■ WHAT NEEDS TO BE DONE: Go through the lines below. Copy those with "username".

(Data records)
● ● ● ●
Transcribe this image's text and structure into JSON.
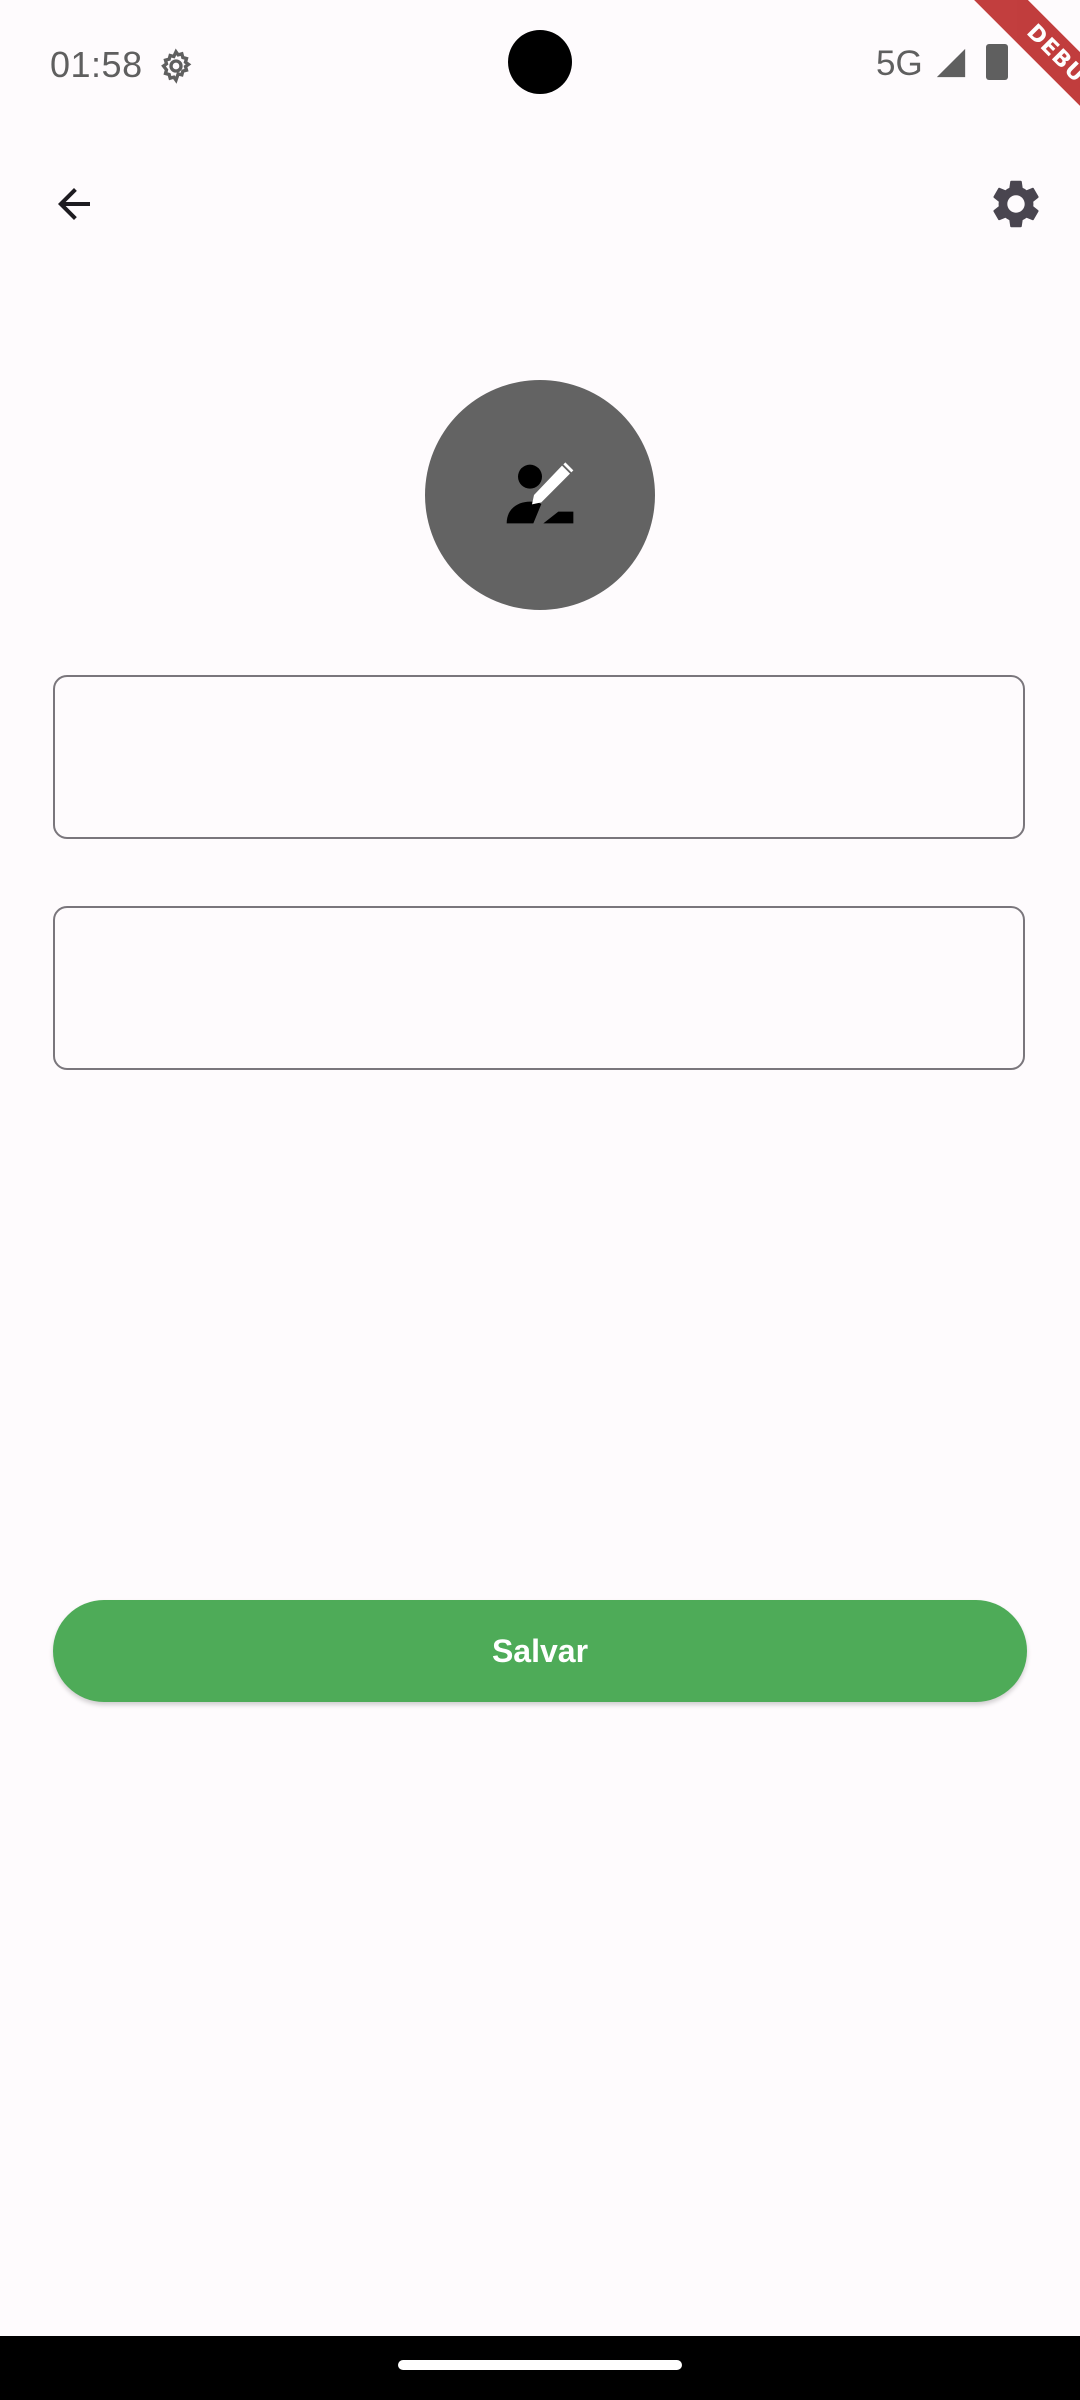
{
  "status_bar": {
    "time": "01:58",
    "network": "5G",
    "icons": [
      "settings-gear-icon",
      "signal-icon",
      "battery-icon"
    ]
  },
  "debug_banner": "DEBUG",
  "app_bar": {
    "back_icon": "arrow-back-icon",
    "settings_icon": "settings-gear-icon"
  },
  "avatar": {
    "icon": "person-edit-icon",
    "background_color": "#636363"
  },
  "form": {
    "name_field": {
      "value": "",
      "placeholder": ""
    },
    "email_field": {
      "value": "",
      "placeholder": ""
    },
    "save_label": "Salvar",
    "save_color": "#4eab58"
  }
}
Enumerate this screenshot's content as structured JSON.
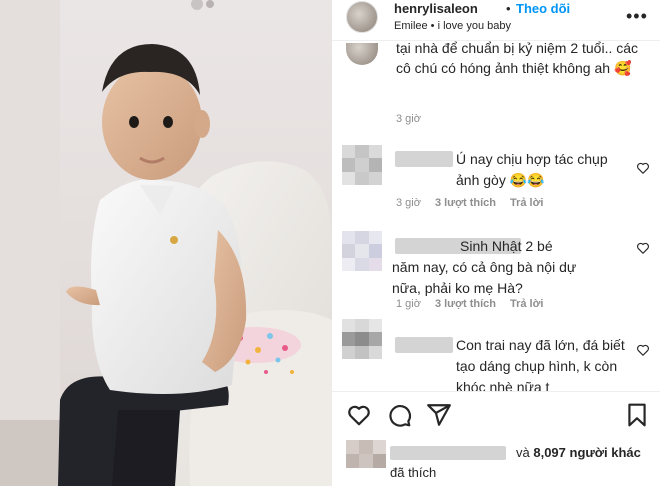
{
  "post": {
    "username": "henrylisaleon",
    "separator": "•",
    "follow_label": "Theo dõi",
    "subtitle": "Emilee • i love you baby",
    "more_icon": "more-horizontal-icon"
  },
  "caption": {
    "text": "tại nhà để chuẩn bị kỷ niệm 2 tuổi.. các cô chú có hóng ảnh thiệt không ah 🥰",
    "time": "3 giờ"
  },
  "comments": [
    {
      "text": "Ú nay chịu hợp tác chụp ảnh gòy 😂😂",
      "time": "3 giờ",
      "likes": "3 lượt thích",
      "reply": "Trả lời"
    },
    {
      "text": "Sinh Nhật 2 bé năm nay, có cả ông bà nội dự nữa, phải ko mẹ Hà?",
      "time": "1 giờ",
      "likes": "3 lượt thích",
      "reply": "Trả lời"
    },
    {
      "text": "Con trai nay đã lớn, đá biết tạo dáng chụp hình, k còn khóc nhè nữa t",
      "time": "",
      "likes": "",
      "reply": ""
    }
  ],
  "actions": {
    "like_icon": "heart-icon",
    "comment_icon": "comment-icon",
    "share_icon": "share-icon",
    "save_icon": "bookmark-icon"
  },
  "likes": {
    "prefix": "và",
    "count": "8,097 người khác",
    "suffix": "đã thích"
  },
  "colors": {
    "follow": "#0095f6",
    "muted": "#8e8e8e",
    "text": "#262626"
  }
}
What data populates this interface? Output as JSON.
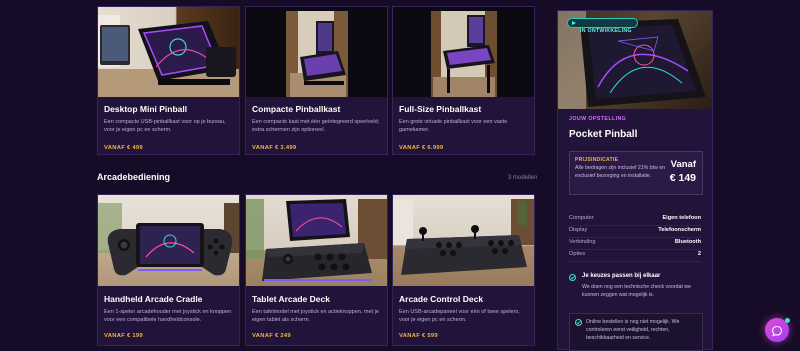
{
  "sections": {
    "arcade": {
      "title": "Arcadebediening",
      "count": "3 modellen"
    }
  },
  "products": {
    "row1": [
      {
        "name": "Desktop Mini Pinball",
        "desc": "Een compacte USB-pinballkast voor op je bureau, voor je eigen pc en scherm.",
        "price": "VANAF € 499"
      },
      {
        "name": "Compacte Pinballkast",
        "desc": "Een compacte kast met één geïntegreerd speelveld; extra schermen zijn optioneel.",
        "price": "VANAF € 3.499"
      },
      {
        "name": "Full-Size Pinballkast",
        "desc": "Een grote virtuele pinballkast voor een vaste gamekamer.",
        "price": "VANAF € 6.999"
      }
    ],
    "row2": [
      {
        "name": "Handheld Arcade Cradle",
        "desc": "Een 1-speler arcadehouder met joystick en knoppen voor een compatibele handheldconsole.",
        "price": "VANAF € 199"
      },
      {
        "name": "Tablet Arcade Deck",
        "desc": "Een tafelmodel met joystick en actieknoppen, met je eigen tablet als scherm.",
        "price": "VANAF € 249"
      },
      {
        "name": "Arcade Control Deck",
        "desc": "Een USB-arcadepaneel voor één of twee spelers, voor je eigen pc en scherm.",
        "price": "VANAF € 599"
      }
    ]
  },
  "panel": {
    "badge": "IN ONTWIKKELING",
    "eyebrow": "JOUW OPSTELLING",
    "title": "Pocket Pinball",
    "price_box": {
      "label": "PRIJSINDICATIE",
      "text": "Alle bedragen zijn inclusief 21% btw en exclusief bezorging en installatie.",
      "from": "Vanaf",
      "amount": "€ 149"
    },
    "specs": [
      {
        "k": "Computer",
        "v": "Eigen telefoon"
      },
      {
        "k": "Display",
        "v": "Telefoonscherm"
      },
      {
        "k": "Verbinding",
        "v": "Bluetooth"
      },
      {
        "k": "Opties",
        "v": "2"
      }
    ],
    "check": {
      "title": "Je keuzes passen bij elkaar",
      "text": "We doen nog een technische check voordat we kunnen zeggen wat mogelijk is."
    },
    "notice": {
      "text": "Online bestellen is nog niet mogelijk. We controleren eerst veiligheid, rechten, beschikbaarheid en service."
    }
  },
  "chat": {
    "icon": "chat-icon"
  }
}
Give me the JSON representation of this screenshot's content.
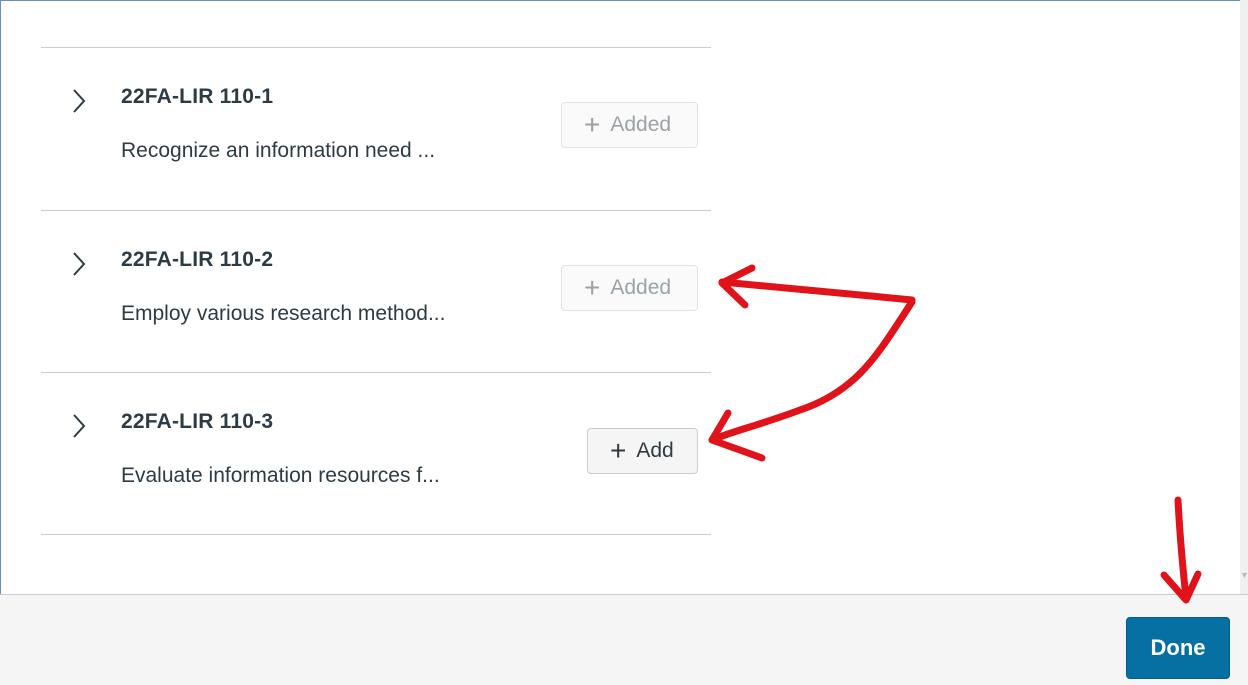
{
  "outcomes": [
    {
      "title": "22FA-LIR 110-1",
      "description": "Recognize an information need ...",
      "button_label": "Added",
      "button_state": "added"
    },
    {
      "title": "22FA-LIR 110-2",
      "description": "Employ various research method...",
      "button_label": "Added",
      "button_state": "added"
    },
    {
      "title": "22FA-LIR 110-3",
      "description": "Evaluate information resources f...",
      "button_label": "Add",
      "button_state": "add"
    }
  ],
  "icons": {
    "expand": "chevron-right-icon",
    "add": "plus-icon"
  },
  "footer": {
    "done_label": "Done"
  },
  "colors": {
    "primary": "#0770a3",
    "annotation": "#e0121a",
    "text": "#2d3b45",
    "disabled_text": "#9aa2a8"
  }
}
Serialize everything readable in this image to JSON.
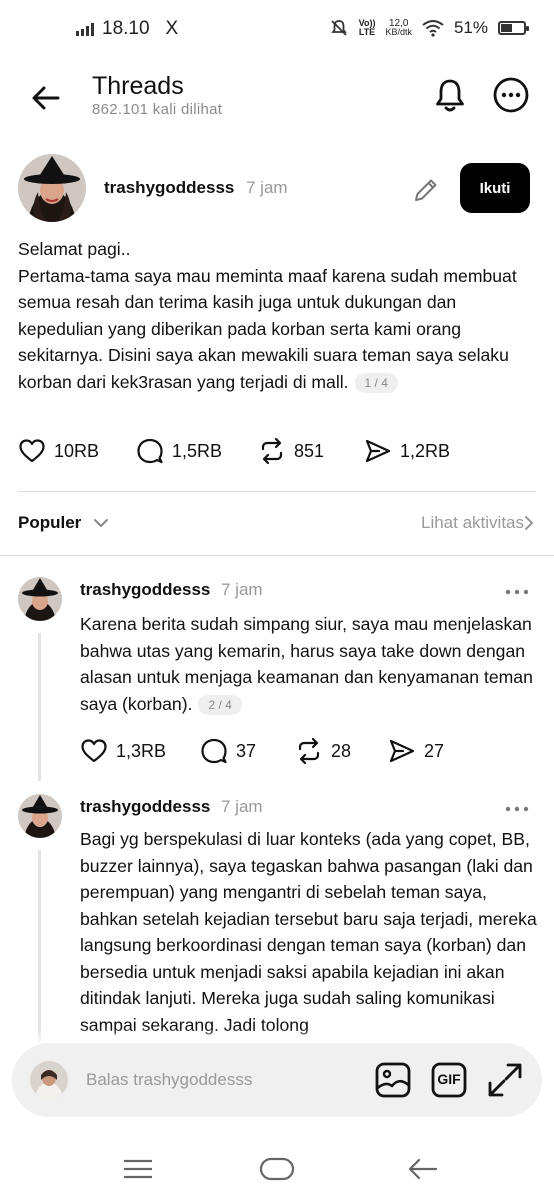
{
  "status_bar": {
    "time": "18.10",
    "x_icon": "X",
    "net_lte": "LTE",
    "net_speed_value": "12,0",
    "net_speed_unit": "KB/dtk",
    "battery": "51%",
    "battery_level": 0.51
  },
  "header": {
    "title": "Threads",
    "subtitle": "862.101 kali dilihat"
  },
  "post": {
    "username": "trashygoddesss",
    "time": "7 jam",
    "follow_label": "Ikuti",
    "text": "Selamat pagi..\nPertama-tama saya mau meminta maaf karena sudah membuat semua resah dan terima kasih juga untuk dukungan dan kepedulian yang diberikan pada korban serta kami orang sekitarnya. Disini saya akan mewakili suara teman saya selaku korban dari kek3rasan yang terjadi di mall.",
    "pager": "1 / 4",
    "likes": "10RB",
    "comments": "1,5RB",
    "reposts": "851",
    "shares": "1,2RB"
  },
  "sort": {
    "label": "Populer",
    "activity_label": "Lihat aktivitas"
  },
  "replies": [
    {
      "username": "trashygoddesss",
      "time": "7 jam",
      "text": "Karena berita sudah simpang siur, saya mau menjelaskan bahwa utas yang kemarin, harus saya take down dengan alasan untuk menjaga keamanan dan kenyamanan teman saya (korban).",
      "pager": "2 / 4",
      "likes": "1,3RB",
      "comments": "37",
      "reposts": "28",
      "shares": "27"
    },
    {
      "username": "trashygoddesss",
      "time": "7 jam",
      "text": "Bagi yg berspekulasi di luar konteks (ada yang copet, BB, buzzer lainnya), saya tegaskan bahwa pasangan (laki dan perempuan) yang mengantri di sebelah teman saya, bahkan setelah kejadian tersebut baru saja terjadi, mereka langsung berkoordinasi dengan teman saya (korban) dan bersedia untuk menjadi saksi apabila kejadian ini akan ditindak lanjuti. Mereka juga sudah saling komunikasi sampai sekarang. Jadi tolong"
    }
  ],
  "reply_bar": {
    "placeholder": "Balas trashygoddesss",
    "gif_label": "GIF"
  },
  "icons": {
    "back": "arrow-left-icon",
    "bell": "bell-icon",
    "more": "more-horizontal-icon",
    "edit": "pencil-icon",
    "like": "heart-icon",
    "comment": "comment-icon",
    "repost": "repost-icon",
    "share": "send-icon",
    "image": "image-icon",
    "gif": "gif-icon",
    "expand": "expand-icon"
  }
}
● ● ● ●
■ TASK RESPONSE:
    "username": "henrylisaleon",
    "username": "trashygoddesss",
      "username": "trashygoddesss",
      "username": "trashygoddesss",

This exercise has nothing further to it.